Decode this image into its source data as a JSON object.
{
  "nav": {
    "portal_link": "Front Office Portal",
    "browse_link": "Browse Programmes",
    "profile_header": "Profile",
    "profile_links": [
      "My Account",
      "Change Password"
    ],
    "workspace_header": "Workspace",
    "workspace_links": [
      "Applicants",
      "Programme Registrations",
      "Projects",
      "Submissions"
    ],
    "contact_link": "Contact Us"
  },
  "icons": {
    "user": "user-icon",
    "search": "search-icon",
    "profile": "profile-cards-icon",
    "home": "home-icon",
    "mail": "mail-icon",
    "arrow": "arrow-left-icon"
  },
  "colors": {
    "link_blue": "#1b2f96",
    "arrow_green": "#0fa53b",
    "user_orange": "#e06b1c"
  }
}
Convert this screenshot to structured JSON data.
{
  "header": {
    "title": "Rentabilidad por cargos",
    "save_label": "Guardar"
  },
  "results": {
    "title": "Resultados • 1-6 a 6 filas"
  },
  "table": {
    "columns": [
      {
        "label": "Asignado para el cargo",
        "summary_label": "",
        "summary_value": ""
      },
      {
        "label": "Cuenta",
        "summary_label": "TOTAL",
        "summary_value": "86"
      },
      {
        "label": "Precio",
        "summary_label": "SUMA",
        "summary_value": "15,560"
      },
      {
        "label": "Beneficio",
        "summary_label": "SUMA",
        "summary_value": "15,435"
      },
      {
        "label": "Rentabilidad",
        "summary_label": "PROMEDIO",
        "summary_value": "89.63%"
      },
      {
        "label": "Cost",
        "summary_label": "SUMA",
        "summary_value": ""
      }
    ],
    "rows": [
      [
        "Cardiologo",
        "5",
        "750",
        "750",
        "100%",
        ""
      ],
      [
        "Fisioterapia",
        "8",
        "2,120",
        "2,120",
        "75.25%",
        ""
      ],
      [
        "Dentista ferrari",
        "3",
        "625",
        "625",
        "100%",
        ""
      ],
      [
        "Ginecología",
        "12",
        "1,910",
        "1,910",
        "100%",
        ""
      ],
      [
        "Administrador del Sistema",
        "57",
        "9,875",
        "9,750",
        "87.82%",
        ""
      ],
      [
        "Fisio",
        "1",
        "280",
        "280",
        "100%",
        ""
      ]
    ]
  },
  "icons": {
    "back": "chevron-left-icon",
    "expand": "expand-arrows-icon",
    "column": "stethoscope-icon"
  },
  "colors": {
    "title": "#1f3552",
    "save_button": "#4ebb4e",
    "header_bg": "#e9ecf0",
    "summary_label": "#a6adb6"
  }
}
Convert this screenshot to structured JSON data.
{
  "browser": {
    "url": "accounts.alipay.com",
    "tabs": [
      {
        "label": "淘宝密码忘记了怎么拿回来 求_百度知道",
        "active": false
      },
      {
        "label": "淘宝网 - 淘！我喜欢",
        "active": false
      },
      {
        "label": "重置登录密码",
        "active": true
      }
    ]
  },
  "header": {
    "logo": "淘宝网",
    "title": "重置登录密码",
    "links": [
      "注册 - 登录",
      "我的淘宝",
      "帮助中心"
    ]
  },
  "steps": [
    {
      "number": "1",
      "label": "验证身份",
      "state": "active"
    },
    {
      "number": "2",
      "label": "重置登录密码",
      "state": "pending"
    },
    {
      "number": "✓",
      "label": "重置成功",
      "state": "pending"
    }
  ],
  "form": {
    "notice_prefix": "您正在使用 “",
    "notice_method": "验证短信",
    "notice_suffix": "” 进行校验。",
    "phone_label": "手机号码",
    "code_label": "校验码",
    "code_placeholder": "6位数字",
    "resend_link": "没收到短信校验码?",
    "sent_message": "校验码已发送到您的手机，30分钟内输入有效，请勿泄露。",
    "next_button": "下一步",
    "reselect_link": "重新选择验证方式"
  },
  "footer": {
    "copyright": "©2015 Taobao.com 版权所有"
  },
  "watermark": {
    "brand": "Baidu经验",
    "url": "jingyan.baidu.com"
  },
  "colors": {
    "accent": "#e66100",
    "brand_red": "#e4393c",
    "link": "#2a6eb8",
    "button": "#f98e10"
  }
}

==============================

## Directions
Select all lines in the listing that include the word "title".

## Result of the exercise
    "title": "Rentabilidad por cargos",
    "title": "Resultados • 1-6 a 6 filas"
    "title": "#1f3552",
    "title": "重置登录密码",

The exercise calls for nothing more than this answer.